GOAL: In the records below, work out how many lines hold the word "heart". Report the number alone.

SUPPLIED RECORDS:

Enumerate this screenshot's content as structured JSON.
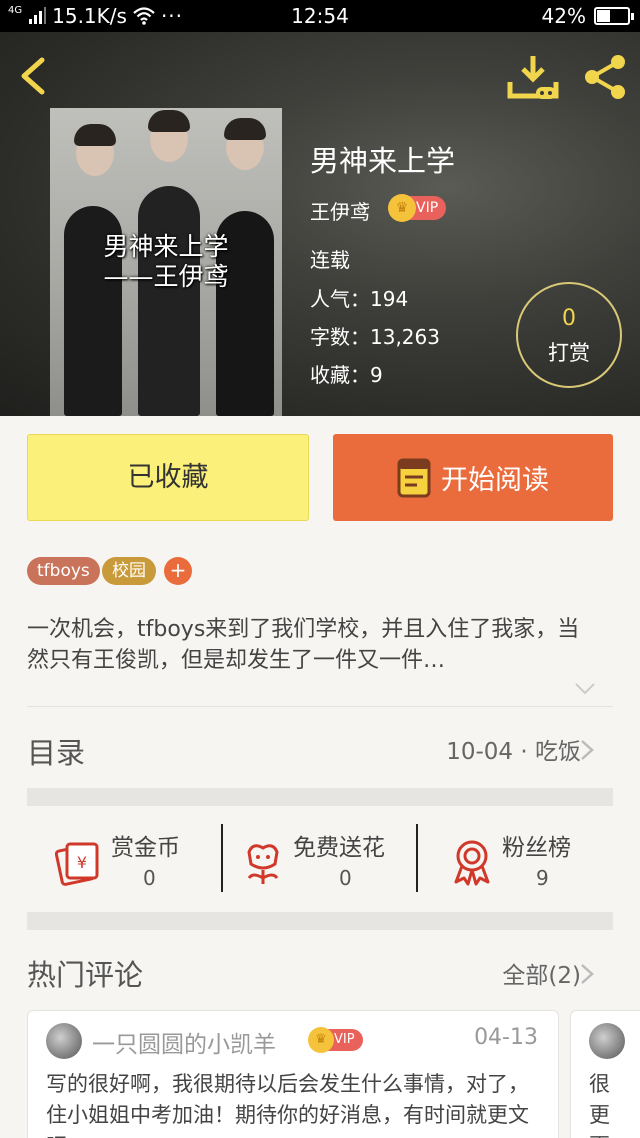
{
  "status_bar": {
    "network": "4G",
    "speed": "15.1K/s",
    "more": "···",
    "time": "12:54",
    "battery": "42%",
    "battery_level": 0.42
  },
  "book": {
    "cover_title_line1": "男神来上学",
    "cover_title_line2": "——王伊鸢",
    "title": "男神来上学",
    "author": "王伊鸢",
    "vip": "VIP",
    "status": "连载",
    "popularity": "人气：194",
    "word_count": "字数：13,263",
    "favorites": "收藏：9",
    "reward_count": "0",
    "reward_label": "打赏"
  },
  "actions": {
    "collected_label": "已收藏",
    "read_label": "开始阅读"
  },
  "tags": [
    {
      "label": "tfboys",
      "color": "#c9735a"
    },
    {
      "label": "校园",
      "color": "#c99a3a"
    }
  ],
  "tag_add": "+",
  "description": "一次机会，tfboys来到了我们学校，并且入住了我家，当然只有王俊凯，但是却发生了一件又一件…",
  "toc": {
    "title": "目录",
    "latest": "10-04 · 吃饭"
  },
  "stats": [
    {
      "icon": "red-envelope-icon",
      "label": "赏金币",
      "value": "0"
    },
    {
      "icon": "flower-icon",
      "label": "免费送花",
      "value": "0"
    },
    {
      "icon": "medal-icon",
      "label": "粉丝榜",
      "value": "9"
    }
  ],
  "comments": {
    "title": "热门评论",
    "all_label": "全部(2)",
    "items": [
      {
        "user": "一只圆圆的小凯羊",
        "vip": "VIP",
        "date": "04-13",
        "body": "写的很好啊，我很期待以后会发生什么事情，对了，住小姐姐中考加油！期待你的好消息，有时间就更文吧"
      },
      {
        "body": "很更更"
      }
    ]
  },
  "colors": {
    "accent_orange": "#ea6b3c",
    "collect_yellow": "#fbf07a",
    "icon_yellow": "#f0d54d",
    "icon_red": "#d0382a"
  }
}
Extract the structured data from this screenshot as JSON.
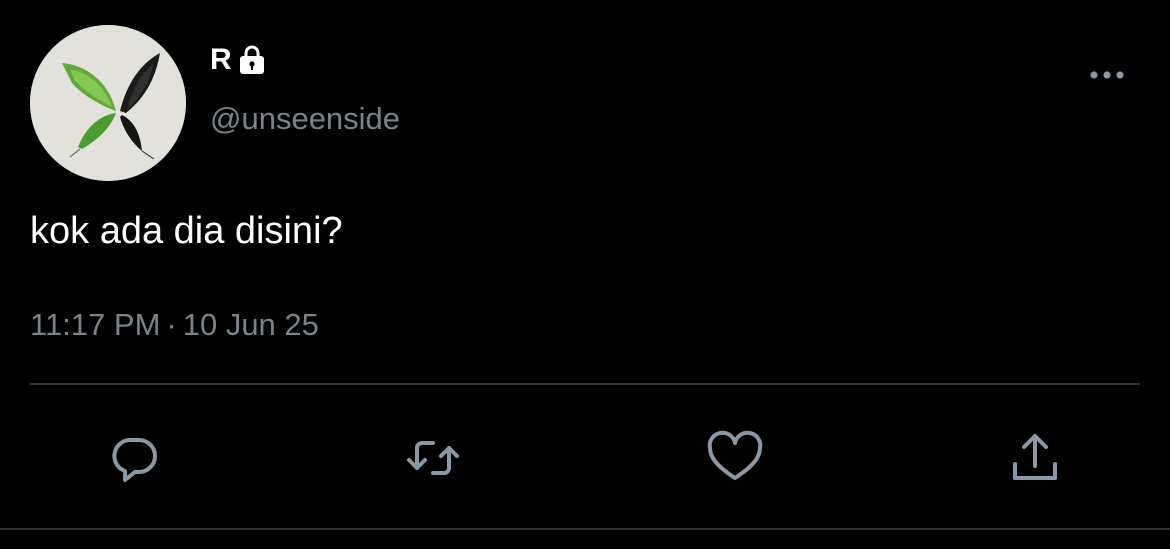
{
  "user": {
    "display_name": "R",
    "handle": "@unseenside",
    "avatar_icon": "butterfly-avatar",
    "protected_icon": "lock-icon"
  },
  "tweet": {
    "text": "kok ada dia disini?",
    "time": "11:17 PM",
    "separator": "·",
    "date": "10 Jun 25"
  },
  "actions": {
    "reply_icon": "reply-icon",
    "retweet_icon": "retweet-icon",
    "like_icon": "heart-icon",
    "share_icon": "share-icon",
    "more_icon": "more-icon"
  },
  "colors": {
    "background": "#000000",
    "text": "#ffffff",
    "secondary_text": "#7c8289",
    "divider": "#2f3336",
    "icon": "#8b98a5"
  }
}
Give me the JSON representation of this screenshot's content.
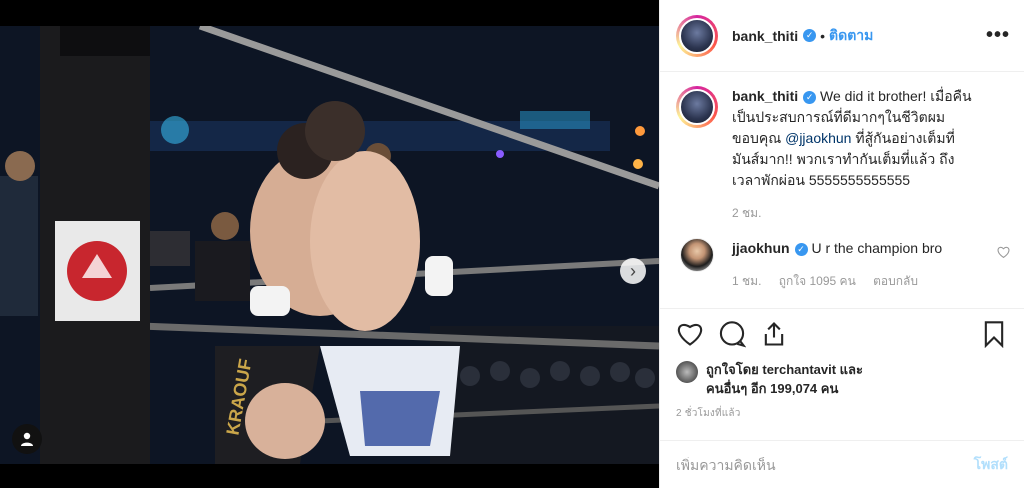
{
  "post": {
    "author": "bank_thiti",
    "follow_label": "ติดตาม",
    "more_label": "•••",
    "caption_author": "bank_thiti",
    "caption_pre": "We did it brother! เมื่อคืนเป็นประสบการณ์ที่ดีมากๆในชีวิตผม ขอบคุณ ",
    "caption_mention": "@jjaokhun",
    "caption_post": " ที่สู้กันอย่างเต็มที่ มันส์มาก!! พวกเราทำกันเต็มที่แล้ว ถึงเวลาพักผ่อน 5555555555555",
    "caption_time": "2 ชม.",
    "reply": {
      "author": "jjaokhun",
      "text": "U r the champion bro",
      "time": "1 ชม.",
      "likes": "ถูกใจ 1095 คน",
      "reply_label": "ตอบกลับ"
    },
    "liked_by_line1": "ถูกใจโดย terchantavit และ",
    "liked_by_line2": "คนอื่นๆ อีก 199,074 คน",
    "posted_ago": "2 ชั่วโมงที่แล้ว",
    "comment_placeholder": "เพิ่มความคิดเห็น",
    "post_label": "โพสต์"
  },
  "icons": {
    "verified": "verified-badge-icon",
    "heart": "heart-icon",
    "comment": "comment-icon",
    "share": "share-icon",
    "bookmark": "bookmark-icon",
    "next": "chevron-right-icon",
    "user_tag": "user-tag-icon"
  },
  "colors": {
    "accent": "#3897f0",
    "mention": "#003569",
    "muted": "#999999",
    "post_disabled": "#b2dffc"
  }
}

SOLVED EXERCISE: 2